- _Action item_: Below are records. Copy every line with "name" in it.

(Entries shown)

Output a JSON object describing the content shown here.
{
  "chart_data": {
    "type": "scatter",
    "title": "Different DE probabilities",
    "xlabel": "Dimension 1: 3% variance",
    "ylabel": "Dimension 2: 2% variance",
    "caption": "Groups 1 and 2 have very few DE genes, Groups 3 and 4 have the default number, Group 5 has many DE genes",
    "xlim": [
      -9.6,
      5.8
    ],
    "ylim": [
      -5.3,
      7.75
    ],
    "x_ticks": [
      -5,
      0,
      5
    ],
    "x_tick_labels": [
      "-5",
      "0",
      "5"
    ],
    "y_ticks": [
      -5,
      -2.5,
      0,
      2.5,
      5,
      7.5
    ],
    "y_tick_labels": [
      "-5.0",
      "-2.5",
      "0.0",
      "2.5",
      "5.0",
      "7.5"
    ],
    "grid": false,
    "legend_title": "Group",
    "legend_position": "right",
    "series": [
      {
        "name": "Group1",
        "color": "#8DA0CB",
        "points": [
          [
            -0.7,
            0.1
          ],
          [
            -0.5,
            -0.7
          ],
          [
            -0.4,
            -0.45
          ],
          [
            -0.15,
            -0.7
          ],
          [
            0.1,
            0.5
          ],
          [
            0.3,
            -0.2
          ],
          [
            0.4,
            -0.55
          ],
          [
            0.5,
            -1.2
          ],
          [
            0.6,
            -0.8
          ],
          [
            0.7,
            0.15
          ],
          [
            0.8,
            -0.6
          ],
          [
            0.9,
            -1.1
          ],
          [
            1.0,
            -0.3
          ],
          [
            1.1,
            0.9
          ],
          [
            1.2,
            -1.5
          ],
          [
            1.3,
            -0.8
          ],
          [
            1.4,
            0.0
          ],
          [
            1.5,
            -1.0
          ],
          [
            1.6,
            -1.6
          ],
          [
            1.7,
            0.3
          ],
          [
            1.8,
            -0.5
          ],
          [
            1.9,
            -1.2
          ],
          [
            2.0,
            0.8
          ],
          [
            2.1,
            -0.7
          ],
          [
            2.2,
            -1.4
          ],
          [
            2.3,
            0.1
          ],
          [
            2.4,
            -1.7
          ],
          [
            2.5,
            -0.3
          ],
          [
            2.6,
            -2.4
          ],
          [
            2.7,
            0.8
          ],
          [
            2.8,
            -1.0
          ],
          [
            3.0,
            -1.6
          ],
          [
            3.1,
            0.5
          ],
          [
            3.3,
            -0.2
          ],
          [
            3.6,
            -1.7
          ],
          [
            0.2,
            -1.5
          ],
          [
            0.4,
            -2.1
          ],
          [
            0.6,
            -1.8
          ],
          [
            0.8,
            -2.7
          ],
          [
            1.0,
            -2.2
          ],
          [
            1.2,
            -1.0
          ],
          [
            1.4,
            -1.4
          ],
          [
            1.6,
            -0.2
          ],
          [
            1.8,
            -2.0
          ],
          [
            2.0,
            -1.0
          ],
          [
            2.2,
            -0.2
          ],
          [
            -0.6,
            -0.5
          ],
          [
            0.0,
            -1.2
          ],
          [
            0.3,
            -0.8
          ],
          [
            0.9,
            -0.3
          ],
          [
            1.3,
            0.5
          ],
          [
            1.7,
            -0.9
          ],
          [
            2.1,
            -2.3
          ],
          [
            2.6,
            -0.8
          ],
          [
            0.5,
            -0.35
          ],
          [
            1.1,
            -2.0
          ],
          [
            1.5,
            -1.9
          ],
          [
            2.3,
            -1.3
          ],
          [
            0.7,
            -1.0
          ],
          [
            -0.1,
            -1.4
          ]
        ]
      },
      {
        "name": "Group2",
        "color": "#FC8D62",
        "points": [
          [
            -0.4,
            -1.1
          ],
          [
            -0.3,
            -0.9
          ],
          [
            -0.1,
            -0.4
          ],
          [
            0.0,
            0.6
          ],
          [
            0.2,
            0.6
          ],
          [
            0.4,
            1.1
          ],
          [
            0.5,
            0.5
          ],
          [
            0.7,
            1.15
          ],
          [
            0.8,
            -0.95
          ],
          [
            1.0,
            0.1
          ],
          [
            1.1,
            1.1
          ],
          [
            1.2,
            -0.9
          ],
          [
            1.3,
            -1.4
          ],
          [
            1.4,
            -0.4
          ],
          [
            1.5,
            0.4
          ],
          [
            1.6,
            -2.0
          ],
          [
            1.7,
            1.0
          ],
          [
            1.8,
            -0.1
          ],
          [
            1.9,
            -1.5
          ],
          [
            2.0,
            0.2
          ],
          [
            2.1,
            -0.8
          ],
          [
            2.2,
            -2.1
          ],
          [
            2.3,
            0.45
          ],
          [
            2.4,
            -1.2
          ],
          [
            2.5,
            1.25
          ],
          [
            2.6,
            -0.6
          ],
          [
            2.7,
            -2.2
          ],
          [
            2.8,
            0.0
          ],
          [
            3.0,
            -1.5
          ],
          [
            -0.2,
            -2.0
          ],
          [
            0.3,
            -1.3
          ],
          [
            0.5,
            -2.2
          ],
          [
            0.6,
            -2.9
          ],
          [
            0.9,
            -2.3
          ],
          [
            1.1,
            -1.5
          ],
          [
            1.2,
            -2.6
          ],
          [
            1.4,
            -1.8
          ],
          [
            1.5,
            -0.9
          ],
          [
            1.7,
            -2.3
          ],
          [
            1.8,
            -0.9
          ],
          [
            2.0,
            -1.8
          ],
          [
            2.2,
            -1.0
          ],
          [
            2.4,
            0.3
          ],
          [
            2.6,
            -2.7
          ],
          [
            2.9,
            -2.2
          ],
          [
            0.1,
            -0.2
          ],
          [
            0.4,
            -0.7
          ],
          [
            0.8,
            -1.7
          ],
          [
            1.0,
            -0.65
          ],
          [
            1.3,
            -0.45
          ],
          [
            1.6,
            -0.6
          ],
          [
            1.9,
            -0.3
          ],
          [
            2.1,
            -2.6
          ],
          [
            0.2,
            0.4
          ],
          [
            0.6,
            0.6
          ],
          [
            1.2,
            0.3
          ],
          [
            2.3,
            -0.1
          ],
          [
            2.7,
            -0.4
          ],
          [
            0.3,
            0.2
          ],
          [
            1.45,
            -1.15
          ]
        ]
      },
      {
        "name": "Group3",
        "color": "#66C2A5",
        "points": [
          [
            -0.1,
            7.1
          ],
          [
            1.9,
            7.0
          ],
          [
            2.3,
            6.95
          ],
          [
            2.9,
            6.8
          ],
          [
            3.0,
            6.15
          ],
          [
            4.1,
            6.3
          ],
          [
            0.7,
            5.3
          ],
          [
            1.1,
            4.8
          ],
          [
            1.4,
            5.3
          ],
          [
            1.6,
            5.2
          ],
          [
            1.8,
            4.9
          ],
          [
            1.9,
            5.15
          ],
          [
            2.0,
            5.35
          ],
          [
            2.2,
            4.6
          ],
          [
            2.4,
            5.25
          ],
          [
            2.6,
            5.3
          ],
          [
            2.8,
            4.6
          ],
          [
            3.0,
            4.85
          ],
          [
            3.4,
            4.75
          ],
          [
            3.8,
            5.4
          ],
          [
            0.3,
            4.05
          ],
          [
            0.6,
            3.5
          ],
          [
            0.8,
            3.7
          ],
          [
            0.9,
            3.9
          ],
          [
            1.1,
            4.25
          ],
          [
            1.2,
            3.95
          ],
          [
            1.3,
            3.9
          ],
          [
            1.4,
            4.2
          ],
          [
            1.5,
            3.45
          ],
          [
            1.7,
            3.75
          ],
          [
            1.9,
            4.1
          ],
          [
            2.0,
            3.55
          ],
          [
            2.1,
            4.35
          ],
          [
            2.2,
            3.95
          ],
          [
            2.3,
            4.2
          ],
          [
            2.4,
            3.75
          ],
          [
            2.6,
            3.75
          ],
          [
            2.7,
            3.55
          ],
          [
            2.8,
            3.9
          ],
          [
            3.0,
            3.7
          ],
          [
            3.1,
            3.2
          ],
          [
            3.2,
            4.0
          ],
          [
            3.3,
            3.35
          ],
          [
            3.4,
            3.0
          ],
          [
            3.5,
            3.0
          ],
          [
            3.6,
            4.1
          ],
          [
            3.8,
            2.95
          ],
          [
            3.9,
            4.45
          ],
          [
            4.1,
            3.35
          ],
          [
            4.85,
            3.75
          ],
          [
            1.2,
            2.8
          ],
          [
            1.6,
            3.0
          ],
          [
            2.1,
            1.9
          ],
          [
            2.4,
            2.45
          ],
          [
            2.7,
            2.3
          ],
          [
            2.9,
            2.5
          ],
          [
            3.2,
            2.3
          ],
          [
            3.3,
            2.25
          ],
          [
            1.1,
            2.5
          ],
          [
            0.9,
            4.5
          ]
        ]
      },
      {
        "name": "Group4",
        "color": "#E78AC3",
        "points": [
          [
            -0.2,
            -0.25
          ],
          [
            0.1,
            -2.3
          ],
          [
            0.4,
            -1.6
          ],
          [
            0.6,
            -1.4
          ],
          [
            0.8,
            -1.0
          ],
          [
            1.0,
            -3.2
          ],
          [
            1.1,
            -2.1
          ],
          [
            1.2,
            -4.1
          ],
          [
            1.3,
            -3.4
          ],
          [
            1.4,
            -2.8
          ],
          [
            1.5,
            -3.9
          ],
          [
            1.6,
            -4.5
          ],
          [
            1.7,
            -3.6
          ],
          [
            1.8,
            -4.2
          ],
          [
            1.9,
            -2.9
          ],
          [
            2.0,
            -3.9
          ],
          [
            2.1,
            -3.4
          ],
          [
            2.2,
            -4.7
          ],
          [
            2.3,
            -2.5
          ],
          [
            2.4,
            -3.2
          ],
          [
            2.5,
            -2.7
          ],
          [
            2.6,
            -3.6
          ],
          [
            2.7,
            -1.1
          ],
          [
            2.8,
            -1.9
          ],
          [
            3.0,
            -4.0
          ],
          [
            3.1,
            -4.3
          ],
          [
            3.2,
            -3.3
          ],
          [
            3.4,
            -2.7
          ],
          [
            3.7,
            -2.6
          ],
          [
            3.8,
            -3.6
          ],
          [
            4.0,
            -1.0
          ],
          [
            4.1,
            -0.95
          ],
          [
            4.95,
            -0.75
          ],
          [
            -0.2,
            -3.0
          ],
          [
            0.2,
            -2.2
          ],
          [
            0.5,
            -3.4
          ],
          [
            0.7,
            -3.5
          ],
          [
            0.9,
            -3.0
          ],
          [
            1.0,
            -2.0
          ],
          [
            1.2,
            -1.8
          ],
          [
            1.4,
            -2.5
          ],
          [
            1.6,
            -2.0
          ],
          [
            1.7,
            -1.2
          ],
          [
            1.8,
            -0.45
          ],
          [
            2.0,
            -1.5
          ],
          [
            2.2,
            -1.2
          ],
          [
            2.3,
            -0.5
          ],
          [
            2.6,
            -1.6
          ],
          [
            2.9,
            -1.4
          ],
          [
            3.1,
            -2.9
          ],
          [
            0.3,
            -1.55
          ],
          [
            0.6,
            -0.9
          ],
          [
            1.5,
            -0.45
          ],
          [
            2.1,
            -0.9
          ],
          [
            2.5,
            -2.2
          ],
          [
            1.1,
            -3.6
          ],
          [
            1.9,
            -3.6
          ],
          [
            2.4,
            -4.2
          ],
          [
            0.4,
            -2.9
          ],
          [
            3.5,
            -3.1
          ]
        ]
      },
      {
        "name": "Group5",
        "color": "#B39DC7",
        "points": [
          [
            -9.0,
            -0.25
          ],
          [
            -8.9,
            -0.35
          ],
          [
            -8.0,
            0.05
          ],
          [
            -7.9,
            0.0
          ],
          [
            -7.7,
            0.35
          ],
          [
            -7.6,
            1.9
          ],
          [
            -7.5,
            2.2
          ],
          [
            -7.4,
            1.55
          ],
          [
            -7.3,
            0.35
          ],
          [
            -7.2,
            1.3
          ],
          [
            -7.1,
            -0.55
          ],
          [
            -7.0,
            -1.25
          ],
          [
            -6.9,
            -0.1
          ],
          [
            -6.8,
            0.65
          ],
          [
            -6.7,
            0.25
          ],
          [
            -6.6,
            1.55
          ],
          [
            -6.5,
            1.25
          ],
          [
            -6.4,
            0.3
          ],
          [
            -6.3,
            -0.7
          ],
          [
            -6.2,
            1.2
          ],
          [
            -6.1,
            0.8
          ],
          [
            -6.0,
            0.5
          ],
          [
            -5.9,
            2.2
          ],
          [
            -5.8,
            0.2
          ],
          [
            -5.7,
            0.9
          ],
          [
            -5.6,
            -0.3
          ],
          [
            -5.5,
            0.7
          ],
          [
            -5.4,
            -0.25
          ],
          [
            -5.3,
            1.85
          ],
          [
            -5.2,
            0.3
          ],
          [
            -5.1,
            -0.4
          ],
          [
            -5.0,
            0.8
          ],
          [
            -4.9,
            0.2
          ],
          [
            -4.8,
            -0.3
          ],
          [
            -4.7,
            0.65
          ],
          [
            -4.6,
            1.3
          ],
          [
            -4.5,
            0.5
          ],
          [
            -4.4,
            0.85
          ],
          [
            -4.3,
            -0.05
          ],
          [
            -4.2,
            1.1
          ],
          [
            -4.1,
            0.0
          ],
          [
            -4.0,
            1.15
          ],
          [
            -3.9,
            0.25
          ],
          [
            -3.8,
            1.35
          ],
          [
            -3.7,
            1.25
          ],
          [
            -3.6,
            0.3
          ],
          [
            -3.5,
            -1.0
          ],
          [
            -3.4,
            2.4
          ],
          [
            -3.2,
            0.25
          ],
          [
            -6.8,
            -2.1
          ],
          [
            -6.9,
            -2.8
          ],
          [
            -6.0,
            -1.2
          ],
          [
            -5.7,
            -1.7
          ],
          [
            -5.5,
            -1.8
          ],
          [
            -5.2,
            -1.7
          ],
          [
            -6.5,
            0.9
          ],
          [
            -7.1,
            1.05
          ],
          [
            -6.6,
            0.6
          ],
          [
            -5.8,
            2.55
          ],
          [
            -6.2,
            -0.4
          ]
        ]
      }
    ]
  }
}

(End Entries shown)

- _Response to this task_:
        "name": "Group1",
        "name": "Group2",
        "name": "Group3",
        "name": "Group4",
        "name": "Group5",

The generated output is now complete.